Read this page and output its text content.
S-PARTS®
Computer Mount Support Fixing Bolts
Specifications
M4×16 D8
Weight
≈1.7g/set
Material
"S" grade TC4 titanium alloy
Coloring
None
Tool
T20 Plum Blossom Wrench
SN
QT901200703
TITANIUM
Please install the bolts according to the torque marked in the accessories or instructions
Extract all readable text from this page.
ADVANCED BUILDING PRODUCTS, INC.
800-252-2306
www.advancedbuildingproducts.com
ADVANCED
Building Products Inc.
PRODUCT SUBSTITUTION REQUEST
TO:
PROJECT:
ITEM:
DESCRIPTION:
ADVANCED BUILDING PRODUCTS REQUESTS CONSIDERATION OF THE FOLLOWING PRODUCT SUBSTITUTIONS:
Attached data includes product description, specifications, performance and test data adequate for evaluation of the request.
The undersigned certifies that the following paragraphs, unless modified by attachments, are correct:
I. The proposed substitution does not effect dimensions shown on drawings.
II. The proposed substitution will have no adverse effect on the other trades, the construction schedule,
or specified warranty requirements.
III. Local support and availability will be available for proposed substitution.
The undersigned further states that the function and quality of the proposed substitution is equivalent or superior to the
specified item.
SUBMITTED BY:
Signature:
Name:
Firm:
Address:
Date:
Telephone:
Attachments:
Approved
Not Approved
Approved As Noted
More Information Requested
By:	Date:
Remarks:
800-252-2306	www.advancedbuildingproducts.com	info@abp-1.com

## TASK DIRECTIONS
All of the entries should be written out again exactly.

## FINISHED ANSWER
Read this page and output its text content.
S-PARTS®
Computer Mount Support Fixing Bolts
Specifications
M4×16 D8
Weight
≈1.7g/set
Material
"S" grade TC4 titanium alloy
Coloring
None
Tool
T20 Plum Blossom Wrench
SN
QT901200703
TITANIUM
Please install the bolts according to the torque marked in the accessories or instructions
Extract all readable text from this page.
ADVANCED BUILDING PRODUCTS, INC.
800-252-2306
www.advancedbuildingproducts.com
ADVANCED
Building Products Inc.
PRODUCT SUBSTITUTION REQUEST
TO:
PROJECT:
ITEM:
DESCRIPTION:
ADVANCED BUILDING PRODUCTS REQUESTS CONSIDERATION OF THE FOLLOWING PRODUCT SUBSTITUTIONS:
Attached data includes product description, specifications, performance and test data adequate for evaluation of the request.
The undersigned certifies that the following paragraphs, unless modified by attachments, are correct:
I. The proposed substitution does not effect dimensions shown on drawings.
II. The proposed substitution will have no adverse effect on the other trades, the construction schedule,
or specified warranty requirements.
III. Local support and availability will be available for proposed substitution.
The undersigned further states that the function and quality of the proposed substitution is equivalent or superior to the
specified item.
SUBMITTED BY:
Signature:
Name:
Firm:
Address:
Date:
Telephone:
Attachments:
Approved
Not Approved
Approved As Noted
More Information Requested
By:	Date:
Remarks:
800-252-2306	www.advancedbuildingproducts.com	info@abp-1.com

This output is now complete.